◆ What you should do:
Read the data and repeat it in full, exactly.

◆ Available data:
------------
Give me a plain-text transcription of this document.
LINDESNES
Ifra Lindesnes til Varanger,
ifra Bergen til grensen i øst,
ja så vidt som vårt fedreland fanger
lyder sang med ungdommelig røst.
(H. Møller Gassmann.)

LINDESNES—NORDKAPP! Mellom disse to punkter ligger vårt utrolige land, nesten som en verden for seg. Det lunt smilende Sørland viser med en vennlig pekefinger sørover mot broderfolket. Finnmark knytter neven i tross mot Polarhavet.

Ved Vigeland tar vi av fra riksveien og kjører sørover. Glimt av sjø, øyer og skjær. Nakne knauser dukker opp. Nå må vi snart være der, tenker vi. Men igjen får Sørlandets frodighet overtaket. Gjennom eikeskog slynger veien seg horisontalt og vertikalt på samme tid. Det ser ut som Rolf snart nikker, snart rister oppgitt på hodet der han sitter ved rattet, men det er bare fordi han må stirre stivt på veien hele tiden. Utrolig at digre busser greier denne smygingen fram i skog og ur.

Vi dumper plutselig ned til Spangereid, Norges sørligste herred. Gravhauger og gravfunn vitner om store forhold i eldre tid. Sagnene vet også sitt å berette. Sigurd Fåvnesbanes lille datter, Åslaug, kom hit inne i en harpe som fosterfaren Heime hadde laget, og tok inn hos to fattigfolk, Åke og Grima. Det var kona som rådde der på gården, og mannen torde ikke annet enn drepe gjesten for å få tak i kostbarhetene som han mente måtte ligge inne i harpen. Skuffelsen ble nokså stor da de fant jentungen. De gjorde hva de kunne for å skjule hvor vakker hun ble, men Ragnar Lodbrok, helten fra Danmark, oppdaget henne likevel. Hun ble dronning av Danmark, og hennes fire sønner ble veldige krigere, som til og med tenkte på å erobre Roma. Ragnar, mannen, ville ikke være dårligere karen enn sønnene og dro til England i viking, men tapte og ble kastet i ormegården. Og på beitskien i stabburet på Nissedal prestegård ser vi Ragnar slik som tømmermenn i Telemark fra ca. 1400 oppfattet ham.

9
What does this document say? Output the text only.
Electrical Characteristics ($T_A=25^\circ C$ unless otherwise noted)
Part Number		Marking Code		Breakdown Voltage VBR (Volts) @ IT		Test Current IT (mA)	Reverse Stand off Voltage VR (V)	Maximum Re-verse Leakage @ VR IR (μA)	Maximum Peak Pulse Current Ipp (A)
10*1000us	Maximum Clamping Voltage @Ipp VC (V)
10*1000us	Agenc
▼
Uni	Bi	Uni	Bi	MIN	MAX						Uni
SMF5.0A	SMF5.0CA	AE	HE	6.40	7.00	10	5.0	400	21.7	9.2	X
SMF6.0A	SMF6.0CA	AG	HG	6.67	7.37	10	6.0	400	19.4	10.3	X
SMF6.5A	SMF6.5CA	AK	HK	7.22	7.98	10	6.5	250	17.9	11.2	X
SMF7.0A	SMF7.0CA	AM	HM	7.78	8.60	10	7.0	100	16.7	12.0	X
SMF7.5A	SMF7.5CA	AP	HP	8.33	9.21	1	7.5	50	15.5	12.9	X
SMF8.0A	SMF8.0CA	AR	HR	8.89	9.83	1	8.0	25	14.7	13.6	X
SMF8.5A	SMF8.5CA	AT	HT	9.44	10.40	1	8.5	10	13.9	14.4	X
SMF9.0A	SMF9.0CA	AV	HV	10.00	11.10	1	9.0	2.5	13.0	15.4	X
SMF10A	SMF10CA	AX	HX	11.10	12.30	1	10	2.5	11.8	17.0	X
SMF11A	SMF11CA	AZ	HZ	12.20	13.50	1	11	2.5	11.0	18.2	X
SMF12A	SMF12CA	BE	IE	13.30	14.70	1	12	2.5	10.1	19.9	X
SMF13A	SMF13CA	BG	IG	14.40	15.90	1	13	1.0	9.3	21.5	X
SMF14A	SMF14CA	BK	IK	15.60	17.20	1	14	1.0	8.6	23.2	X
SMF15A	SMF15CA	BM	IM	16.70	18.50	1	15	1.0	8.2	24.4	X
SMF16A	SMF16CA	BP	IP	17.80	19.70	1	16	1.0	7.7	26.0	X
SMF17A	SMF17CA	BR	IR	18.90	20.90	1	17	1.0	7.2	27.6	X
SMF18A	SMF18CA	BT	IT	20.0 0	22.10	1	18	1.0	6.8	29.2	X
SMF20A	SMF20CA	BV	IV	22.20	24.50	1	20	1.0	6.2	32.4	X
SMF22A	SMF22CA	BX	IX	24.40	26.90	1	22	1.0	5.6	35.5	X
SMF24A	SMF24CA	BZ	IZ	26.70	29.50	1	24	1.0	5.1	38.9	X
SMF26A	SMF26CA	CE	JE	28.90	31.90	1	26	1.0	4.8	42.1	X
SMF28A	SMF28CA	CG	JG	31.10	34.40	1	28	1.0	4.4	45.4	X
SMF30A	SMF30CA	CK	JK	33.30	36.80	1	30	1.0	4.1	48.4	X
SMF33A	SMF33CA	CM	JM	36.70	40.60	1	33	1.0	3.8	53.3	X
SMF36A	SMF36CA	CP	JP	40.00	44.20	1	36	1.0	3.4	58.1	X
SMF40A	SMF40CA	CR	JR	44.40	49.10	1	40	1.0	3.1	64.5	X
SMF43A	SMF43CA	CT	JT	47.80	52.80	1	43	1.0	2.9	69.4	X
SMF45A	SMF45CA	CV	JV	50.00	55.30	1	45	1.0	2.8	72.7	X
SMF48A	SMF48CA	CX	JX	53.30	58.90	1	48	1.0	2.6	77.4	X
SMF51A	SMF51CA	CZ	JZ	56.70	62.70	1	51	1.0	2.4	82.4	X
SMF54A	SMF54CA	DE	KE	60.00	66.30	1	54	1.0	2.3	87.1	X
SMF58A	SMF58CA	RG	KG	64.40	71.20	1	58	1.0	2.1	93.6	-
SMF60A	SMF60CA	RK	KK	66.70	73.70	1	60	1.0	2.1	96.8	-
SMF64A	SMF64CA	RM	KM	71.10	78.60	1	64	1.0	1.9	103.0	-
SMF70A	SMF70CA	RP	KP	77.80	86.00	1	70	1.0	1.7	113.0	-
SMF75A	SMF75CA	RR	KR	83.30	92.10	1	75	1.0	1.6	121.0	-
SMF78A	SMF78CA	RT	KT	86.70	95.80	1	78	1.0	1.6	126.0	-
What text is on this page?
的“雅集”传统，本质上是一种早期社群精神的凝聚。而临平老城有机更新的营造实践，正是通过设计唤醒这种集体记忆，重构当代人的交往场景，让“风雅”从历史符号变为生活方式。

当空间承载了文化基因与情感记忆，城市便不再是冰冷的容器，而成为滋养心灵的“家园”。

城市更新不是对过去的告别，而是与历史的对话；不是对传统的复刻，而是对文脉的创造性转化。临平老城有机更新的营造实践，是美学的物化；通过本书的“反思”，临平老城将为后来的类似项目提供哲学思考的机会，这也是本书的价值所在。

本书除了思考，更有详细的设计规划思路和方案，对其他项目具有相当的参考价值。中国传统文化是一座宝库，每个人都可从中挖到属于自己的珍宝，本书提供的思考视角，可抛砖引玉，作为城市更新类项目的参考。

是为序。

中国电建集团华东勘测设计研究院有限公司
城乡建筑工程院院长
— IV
------------
◆ Correct response:
Give me a plain-text transcription of this document.
LINDESNES
Ifra Lindesnes til Varanger,
ifra Bergen til grensen i øst,
ja så vidt som vårt fedreland fanger
lyder sang med ungdommelig røst.
(H. Møller Gassmann.)

LINDESNES—NORDKAPP! Mellom disse to punkter ligger vårt utrolige land, nesten som en verden for seg. Det lunt smilende Sørland viser med en vennlig pekefinger sørover mot broderfolket. Finnmark knytter neven i tross mot Polarhavet.

Ved Vigeland tar vi av fra riksveien og kjører sørover. Glimt av sjø, øyer og skjær. Nakne knauser dukker opp. Nå må vi snart være der, tenker vi. Men igjen får Sørlandets frodighet overtaket. Gjennom eikeskog slynger veien seg horisontalt og vertikalt på samme tid. Det ser ut som Rolf snart nikker, snart rister oppgitt på hodet der han sitter ved rattet, men det er bare fordi han må stirre stivt på veien hele tiden. Utrolig at digre busser greier denne smygingen fram i skog og ur.

Vi dumper plutselig ned til Spangereid, Norges sørligste herred. Gravhauger og gravfunn vitner om store forhold i eldre tid. Sagnene vet også sitt å berette. Sigurd Fåvnesbanes lille datter, Åslaug, kom hit inne i en harpe som fosterfaren Heime hadde laget, og tok inn hos to fattigfolk, Åke og Grima. Det var kona som rådde der på gården, og mannen torde ikke annet enn drepe gjesten for å få tak i kostbarhetene som han mente måtte ligge inne i harpen. Skuffelsen ble nokså stor da de fant jentungen. De gjorde hva de kunne for å skjule hvor vakker hun ble, men Ragnar Lodbrok, helten fra Danmark, oppdaget henne likevel. Hun ble dronning av Danmark, og hennes fire sønner ble veldige krigere, som til og med tenkte på å erobre Roma. Ragnar, mannen, ville ikke være dårligere karen enn sønnene og dro til England i viking, men tapte og ble kastet i ormegården. Og på beitskien i stabburet på Nissedal prestegård ser vi Ragnar slik som tømmermenn i Telemark fra ca. 1400 oppfattet ham.

9
What does this document say? Output the text only.
Electrical Characteristics ($T_A=25^\circ C$ unless otherwise noted)
Part Number		Marking Code		Breakdown Voltage VBR (Volts) @ IT		Test Current IT (mA)	Reverse Stand off Voltage VR (V)	Maximum Re-verse Leakage @ VR IR (μA)	Maximum Peak Pulse Current Ipp (A)
10*1000us	Maximum Clamping Voltage @Ipp VC (V)
10*1000us	Agenc
▼
Uni	Bi	Uni	Bi	MIN	MAX						Uni
SMF5.0A	SMF5.0CA	AE	HE	6.40	7.00	10	5.0	400	21.7	9.2	X
SMF6.0A	SMF6.0CA	AG	HG	6.67	7.37	10	6.0	400	19.4	10.3	X
SMF6.5A	SMF6.5CA	AK	HK	7.22	7.98	10	6.5	250	17.9	11.2	X
SMF7.0A	SMF7.0CA	AM	HM	7.78	8.60	10	7.0	100	16.7	12.0	X
SMF7.5A	SMF7.5CA	AP	HP	8.33	9.21	1	7.5	50	15.5	12.9	X
SMF8.0A	SMF8.0CA	AR	HR	8.89	9.83	1	8.0	25	14.7	13.6	X
SMF8.5A	SMF8.5CA	AT	HT	9.44	10.40	1	8.5	10	13.9	14.4	X
SMF9.0A	SMF9.0CA	AV	HV	10.00	11.10	1	9.0	2.5	13.0	15.4	X
SMF10A	SMF10CA	AX	HX	11.10	12.30	1	10	2.5	11.8	17.0	X
SMF11A	SMF11CA	AZ	HZ	12.20	13.50	1	11	2.5	11.0	18.2	X
SMF12A	SMF12CA	BE	IE	13.30	14.70	1	12	2.5	10.1	19.9	X
SMF13A	SMF13CA	BG	IG	14.40	15.90	1	13	1.0	9.3	21.5	X
SMF14A	SMF14CA	BK	IK	15.60	17.20	1	14	1.0	8.6	23.2	X
SMF15A	SMF15CA	BM	IM	16.70	18.50	1	15	1.0	8.2	24.4	X
SMF16A	SMF16CA	BP	IP	17.80	19.70	1	16	1.0	7.7	26.0	X
SMF17A	SMF17CA	BR	IR	18.90	20.90	1	17	1.0	7.2	27.6	X
SMF18A	SMF18CA	BT	IT	20.0 0	22.10	1	18	1.0	6.8	29.2	X
SMF20A	SMF20CA	BV	IV	22.20	24.50	1	20	1.0	6.2	32.4	X
SMF22A	SMF22CA	BX	IX	24.40	26.90	1	22	1.0	5.6	35.5	X
SMF24A	SMF24CA	BZ	IZ	26.70	29.50	1	24	1.0	5.1	38.9	X
SMF26A	SMF26CA	CE	JE	28.90	31.90	1	26	1.0	4.8	42.1	X
SMF28A	SMF28CA	CG	JG	31.10	34.40	1	28	1.0	4.4	45.4	X
SMF30A	SMF30CA	CK	JK	33.30	36.80	1	30	1.0	4.1	48.4	X
SMF33A	SMF33CA	CM	JM	36.70	40.60	1	33	1.0	3.8	53.3	X
SMF36A	SMF36CA	CP	JP	40.00	44.20	1	36	1.0	3.4	58.1	X
SMF40A	SMF40CA	CR	JR	44.40	49.10	1	40	1.0	3.1	64.5	X
SMF43A	SMF43CA	CT	JT	47.80	52.80	1	43	1.0	2.9	69.4	X
SMF45A	SMF45CA	CV	JV	50.00	55.30	1	45	1.0	2.8	72.7	X
SMF48A	SMF48CA	CX	JX	53.30	58.90	1	48	1.0	2.6	77.4	X
SMF51A	SMF51CA	CZ	JZ	56.70	62.70	1	51	1.0	2.4	82.4	X
SMF54A	SMF54CA	DE	KE	60.00	66.30	1	54	1.0	2.3	87.1	X
SMF58A	SMF58CA	RG	KG	64.40	71.20	1	58	1.0	2.1	93.6	-
SMF60A	SMF60CA	RK	KK	66.70	73.70	1	60	1.0	2.1	96.8	-
SMF64A	SMF64CA	RM	KM	71.10	78.60	1	64	1.0	1.9	103.0	-
SMF70A	SMF70CA	RP	KP	77.80	86.00	1	70	1.0	1.7	113.0	-
SMF75A	SMF75CA	RR	KR	83.30	92.10	1	75	1.0	1.6	121.0	-
SMF78A	SMF78CA	RT	KT	86.70	95.80	1	78	1.0	1.6	126.0	-
What text is on this page?
的“雅集”传统，本质上是一种早期社群精神的凝聚。而临平老城有机更新的营造实践，正是通过设计唤醒这种集体记忆，重构当代人的交往场景，让“风雅”从历史符号变为生活方式。

当空间承载了文化基因与情感记忆，城市便不再是冰冷的容器，而成为滋养心灵的“家园”。

城市更新不是对过去的告别，而是与历史的对话；不是对传统的复刻，而是对文脉的创造性转化。临平老城有机更新的营造实践，是美学的物化；通过本书的“反思”，临平老城将为后来的类似项目提供哲学思考的机会，这也是本书的价值所在。

本书除了思考，更有详细的设计规划思路和方案，对其他项目具有相当的参考价值。中国传统文化是一座宝库，每个人都可从中挖到属于自己的珍宝，本书提供的思考视角，可抛砖引玉，作为城市更新类项目的参考。

是为序。

中国电建集团华东勘测设计研究院有限公司
城乡建筑工程院院长
— IV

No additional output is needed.